Exercise requirements
Continue the essay below on living with multiple myeloma, starting after its final sentence.

Text passage
┄┄┄┄┄┄

What I’ve learned from cancer
The Guardian, 27 July
[A longer version of this article will appear in the August issue of Red Pepper.]
Now entering my fifth year of living with multiple myeloma, a haematological cancer, I reflect back on a roller-coaster ride of symptoms, treatments and side effects. Whatever else this experience has been, it’s been an education. But what exactly have I learned? To begin with, that any glib answer to the question misses the core of the experience – the complex dialectic of being ill, which is a social as well as physical condition.
For me, the experience has led to a heightened awareness of both our intricate dependence on others and our deep-seated need for independence.
Sitting with my IV drip, I like to think about all the human labour and ingenuity that come together in this medical moment. I could dedicate the rest of my life to this exercise, and still not complete the inventory.
The first circle of dependence is immediate and sometimes intimate. Partners, friends, doctors, nurses, cleaners, porters. Beyond them is a vast network of people I never see: pathologists, pharmacists, IT engineers, appointments managers. Everyone who has anything to do with maintaining the supply of medications or the functioning of equipment or getting me to and from hospital. Everyone who makes sure the lights are on and the building safe. The whole intricate ballet that is a functioning hospital. One misstep, one breach in the rhythm, one failure to be at the appointed spot at the appointed time, and the whole breaks down, with potentially dire consequences.

┄┄┄┄┄┄

Data records

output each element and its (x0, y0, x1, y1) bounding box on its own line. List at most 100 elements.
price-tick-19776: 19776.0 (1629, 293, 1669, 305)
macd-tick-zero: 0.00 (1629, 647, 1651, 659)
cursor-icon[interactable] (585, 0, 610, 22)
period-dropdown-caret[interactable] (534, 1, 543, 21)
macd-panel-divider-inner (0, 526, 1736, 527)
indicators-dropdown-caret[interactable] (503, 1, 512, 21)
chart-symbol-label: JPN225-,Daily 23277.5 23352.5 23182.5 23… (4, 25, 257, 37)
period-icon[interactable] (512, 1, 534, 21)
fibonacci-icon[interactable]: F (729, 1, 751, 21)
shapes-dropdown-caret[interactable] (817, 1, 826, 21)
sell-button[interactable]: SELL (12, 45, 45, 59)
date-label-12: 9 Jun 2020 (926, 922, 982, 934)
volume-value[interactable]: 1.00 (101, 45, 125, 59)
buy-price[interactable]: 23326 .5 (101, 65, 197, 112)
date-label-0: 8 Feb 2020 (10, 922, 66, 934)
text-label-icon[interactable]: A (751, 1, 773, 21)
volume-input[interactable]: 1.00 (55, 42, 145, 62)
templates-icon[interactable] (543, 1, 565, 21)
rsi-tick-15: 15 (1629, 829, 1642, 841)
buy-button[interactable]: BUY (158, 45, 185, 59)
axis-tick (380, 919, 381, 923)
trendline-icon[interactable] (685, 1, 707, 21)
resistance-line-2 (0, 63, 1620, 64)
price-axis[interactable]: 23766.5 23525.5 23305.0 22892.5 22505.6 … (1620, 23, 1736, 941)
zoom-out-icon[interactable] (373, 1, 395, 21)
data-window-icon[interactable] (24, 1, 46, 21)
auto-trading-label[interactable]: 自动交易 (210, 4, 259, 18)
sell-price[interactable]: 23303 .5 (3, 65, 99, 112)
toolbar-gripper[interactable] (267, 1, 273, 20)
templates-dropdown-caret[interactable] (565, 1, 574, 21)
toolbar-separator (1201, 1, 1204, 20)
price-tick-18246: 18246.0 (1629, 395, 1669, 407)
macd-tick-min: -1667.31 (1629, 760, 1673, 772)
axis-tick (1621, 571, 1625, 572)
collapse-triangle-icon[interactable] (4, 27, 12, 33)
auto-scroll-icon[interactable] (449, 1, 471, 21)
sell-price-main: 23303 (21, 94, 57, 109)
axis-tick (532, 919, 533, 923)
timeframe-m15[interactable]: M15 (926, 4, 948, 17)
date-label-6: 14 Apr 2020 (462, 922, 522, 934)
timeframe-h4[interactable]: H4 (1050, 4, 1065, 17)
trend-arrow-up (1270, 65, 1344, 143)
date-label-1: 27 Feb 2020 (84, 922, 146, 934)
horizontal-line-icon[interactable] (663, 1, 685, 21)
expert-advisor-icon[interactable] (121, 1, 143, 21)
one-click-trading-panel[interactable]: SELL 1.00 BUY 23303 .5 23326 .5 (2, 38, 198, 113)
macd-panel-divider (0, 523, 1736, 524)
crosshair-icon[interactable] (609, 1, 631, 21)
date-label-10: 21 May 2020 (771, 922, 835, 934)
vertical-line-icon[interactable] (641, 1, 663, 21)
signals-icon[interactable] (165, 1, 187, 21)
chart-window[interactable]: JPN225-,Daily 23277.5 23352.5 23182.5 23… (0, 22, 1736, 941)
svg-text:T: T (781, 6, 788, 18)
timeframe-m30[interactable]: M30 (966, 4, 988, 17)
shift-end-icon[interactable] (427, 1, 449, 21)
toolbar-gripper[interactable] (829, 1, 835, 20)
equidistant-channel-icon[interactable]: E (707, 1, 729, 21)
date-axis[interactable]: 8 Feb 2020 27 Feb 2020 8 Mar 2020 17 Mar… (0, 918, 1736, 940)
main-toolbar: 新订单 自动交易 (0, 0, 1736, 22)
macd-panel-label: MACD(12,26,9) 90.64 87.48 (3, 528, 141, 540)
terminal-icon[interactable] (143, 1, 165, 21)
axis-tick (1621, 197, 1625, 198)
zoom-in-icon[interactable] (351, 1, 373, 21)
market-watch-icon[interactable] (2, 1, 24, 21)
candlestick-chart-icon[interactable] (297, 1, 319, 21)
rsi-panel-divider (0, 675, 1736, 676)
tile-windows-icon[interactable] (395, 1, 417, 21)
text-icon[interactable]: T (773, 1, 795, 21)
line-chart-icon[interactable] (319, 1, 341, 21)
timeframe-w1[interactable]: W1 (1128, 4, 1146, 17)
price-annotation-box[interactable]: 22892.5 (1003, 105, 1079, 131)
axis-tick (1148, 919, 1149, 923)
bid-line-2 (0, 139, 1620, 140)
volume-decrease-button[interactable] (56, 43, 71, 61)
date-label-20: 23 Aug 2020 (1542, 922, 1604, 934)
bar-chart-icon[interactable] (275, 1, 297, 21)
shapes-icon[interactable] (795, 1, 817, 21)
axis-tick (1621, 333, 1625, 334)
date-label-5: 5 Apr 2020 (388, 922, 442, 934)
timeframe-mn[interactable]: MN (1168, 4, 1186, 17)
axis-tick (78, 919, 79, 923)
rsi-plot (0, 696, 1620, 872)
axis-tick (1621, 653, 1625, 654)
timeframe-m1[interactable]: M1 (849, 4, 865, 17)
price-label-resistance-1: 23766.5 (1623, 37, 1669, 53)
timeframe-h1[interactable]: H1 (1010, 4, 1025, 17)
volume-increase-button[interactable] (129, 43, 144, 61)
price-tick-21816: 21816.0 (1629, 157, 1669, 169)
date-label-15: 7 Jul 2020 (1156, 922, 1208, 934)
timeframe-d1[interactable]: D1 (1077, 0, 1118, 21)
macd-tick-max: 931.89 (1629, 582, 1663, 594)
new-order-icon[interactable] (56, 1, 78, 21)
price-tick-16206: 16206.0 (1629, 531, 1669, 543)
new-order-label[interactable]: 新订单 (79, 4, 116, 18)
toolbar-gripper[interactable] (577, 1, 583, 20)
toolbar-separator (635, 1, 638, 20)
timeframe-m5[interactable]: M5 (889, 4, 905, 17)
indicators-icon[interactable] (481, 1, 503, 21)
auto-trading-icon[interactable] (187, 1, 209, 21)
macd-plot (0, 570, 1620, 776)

┄┄┄┄┄┄

Written reply
Beyond that, I’m dependent on a long history of scientific development to which individuals and institutions in many countries have contributed. From the British chemist Bence Jones identifying the protein associated with multiple myeloma in the 1840s to the pathologist and one time film star Justine Wanger developing the IV drip in the 1930s; from the Irish physician Francis Rynd, who invented the hollow needle in the mid-19th century, to Don Thomas of the University of Washington, who pioneered bone marrow transplants in the 1980s. From the first experiments with chemotherapy (a by-product of chemical warfare) in the 1940s, through the protracted struggle to master the art of toxicity (a dialectic of creation and destruction if there ever was one), to the discovery of proteasome inhibitors in the 1990s and the creation of new “targeted therapies” like the one I’m currently receiving.
Without innumerable advances in immunology, biochemistry, chemical engineering, statistics, metallurgy, to name but a few, I wouldn’t be where I am now – in fact, I wouldn’t be at all. The drip flowing into my vein is drawn from a river with innumerable tributaries. It is an entirely rational, intelligble process but no less miraculous for that.
And it’s not just a story of hard science. Alongside that, and necessary to it, is the long history of the hospital, of the discipline of nursing, of the myriad social developments which made it possible to convert raw science into practical care.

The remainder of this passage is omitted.